▶ _Exercise directions_: Go through the listing beneath this task and return every line that carries the string "still".

▶ _Task material_:
▼

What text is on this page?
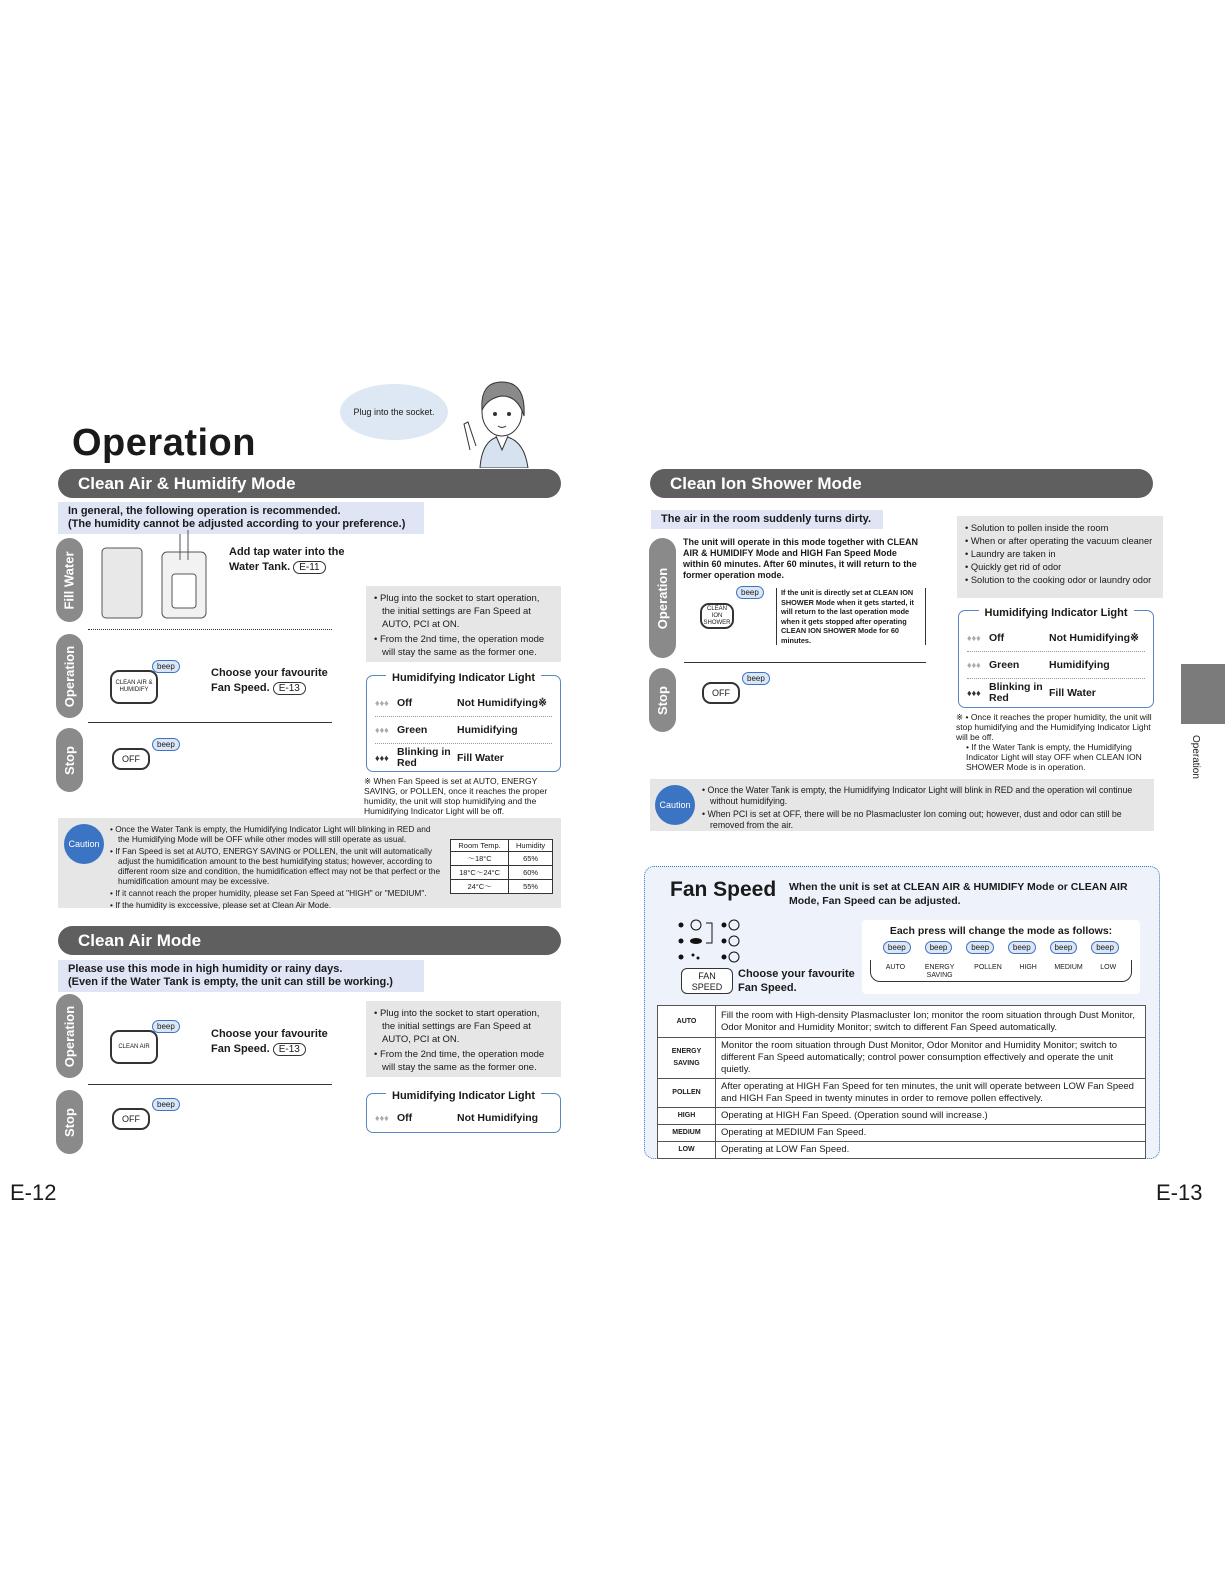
Plug into the socket.
Operation
Clean Air & Humidify Mode
In general, the following operation is recommended.
(The humidity cannot be adjusted according to your preference.)
Fill Water	Add tap water into the
Water Tank. E-11
Operation	CLEAN AIR & HUMIDIFY
beep
Choose your favourite
Fan Speed. E-13
Stop	OFF
beep

• Plug into the socket to start operation, the initial settings are Fan Speed at AUTO, PCI at ON.

• From the 2nd time, the operation mode will stay the same as the former one.

Humidifying Indicator Light
♦♦♦ Off	Not Humidifying※
♦♦♦ Green	Humidifying
♦♦♦ Blinking in Red	Fill Water
※ When Fan Speed is set at AUTO, ENERGY SAVING, or POLLEN, once it reaches the proper humidity, the unit will stop humidifying and the Humidifying Indicator Light will be off.

• Once the Water Tank is empty, the Humidifying Indicator Light will blinking in RED and the Humidifying Mode will be OFF while other modes will still operate as usual.

• If Fan Speed is set at AUTO, ENERGY SAVING or POLLEN, the unit will automatically adjust the humidification amount to the best humidifying status; however, according to different room size and condition, the humidification effect may not be that perfect or the humidification amount may be excessive.

• If it cannot reach the proper humidity, please set Fan Speed at "HIGH" or "MEDIUM".

• If the humidity is exccessive, please set at Clean Air Mode.

Caution	Room Temp.	Humidity
～18°C	65%
18°C～24°C	60%
24°C～	55%
Clean Air Mode
Please use this mode in high humidity or rainy days.
(Even if the Water Tank is empty, the unit can still be working.)
Operation	CLEAN AIR
beep
Choose your favourite
Fan Speed. E-13
Stop	OFF
beep

• Plug into the socket to start operation, the initial settings are Fan Speed at AUTO, PCI at ON.

• From the 2nd time, the operation mode will stay the same as the former one.

Humidifying Indicator Light
♦♦♦ Off	Not Humidifying
E-12
Clean Ion Shower Mode
The air in the room suddenly turns dirty.
Operation
The unit will operate in this mode together with CLEAN AIR & HUMIDIFY Mode and HIGH Fan Speed Mode within 60 minutes. After 60 minutes, it will return to the former operation mode.
CLEAN ION SHOWER
beep	If the unit is directly set at CLEAN ION SHOWER Mode when it gets started, it will return to the last operation mode when it gets stopped after operating CLEAN ION SHOWER Mode for 60 minutes.
Stop	OFF
beep
• Solution to pollen inside the room
• When or after operating the vacuum cleaner
• Laundry are taken in
• Quickly get rid of odor
• Solution to the cooking odor or laundry odor
Humidifying Indicator Light
♦♦♦ Off	Not Humidifying※
♦♦♦ Green	Humidifying
♦♦♦ Blinking in Red	Fill Water
※ • Once it reaches the proper humidity, the unit will stop humidifying and the Humidifying Indicator Light will be off.
• If the Water Tank is empty, the Humidifying Indicator Light will stay OFF when CLEAN ION SHOWER Mode is in operation.

• Once the Water Tank is empty, the Humidifying Indicator Light will blink in RED and the operation wil continue without humidifying.

• When PCI is set at OFF, there will be no Plasmacluster Ion coming out; however, dust and odor can still be removed from the air.

Caution
Fan Speed When the unit is set at CLEAN AIR & HUMIDIFY Mode or CLEAN AIR Mode, Fan Speed can be adjusted.
FAN SPEED
Choose your favourite
Fan Speed.
Each press will change the mode as follows:
beep	beep	beep	beep	beep	beep
AUTO	ENERGY SAVING
POLLEN	HIGH	MEDIUM	LOW
AUTO	Fill the room with High-density Plasmacluster Ion; monitor the room situation through Dust Monitor, Odor Monitor and Humidity Monitor; switch to different Fan Speed automatically.
ENERGY SAVING	Monitor the room situation through Dust Monitor, Odor Monitor and Humidity Monitor; switch to different Fan Speed automatically; control power consumption effectively and operate the unit quietly.
POLLEN	After operating at HIGH Fan Speed for ten minutes, the unit will operate between LOW Fan Speed and HIGH Fan Speed in twenty minutes in order to remove pollen effectively.
HIGH	Operating at HIGH Fan Speed. (Operation sound will increase.)
MEDIUM	Operating at MEDIUM Fan Speed.
LOW	Operating at LOW Fan Speed.
Operation
E-13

▲

▶ _Response to this exercise_:
• Once the Water Tank is empty, the Humidifying Indicator Light will blinking in RED and the Humidifying Mode will be OFF while other modes will still operate as usual.
(Even if the Water Tank is empty, the unit can still be working.)
• When PCI is set at OFF, there will be no Plasmacluster Ion coming out; however, dust and odor can still be removed from the air.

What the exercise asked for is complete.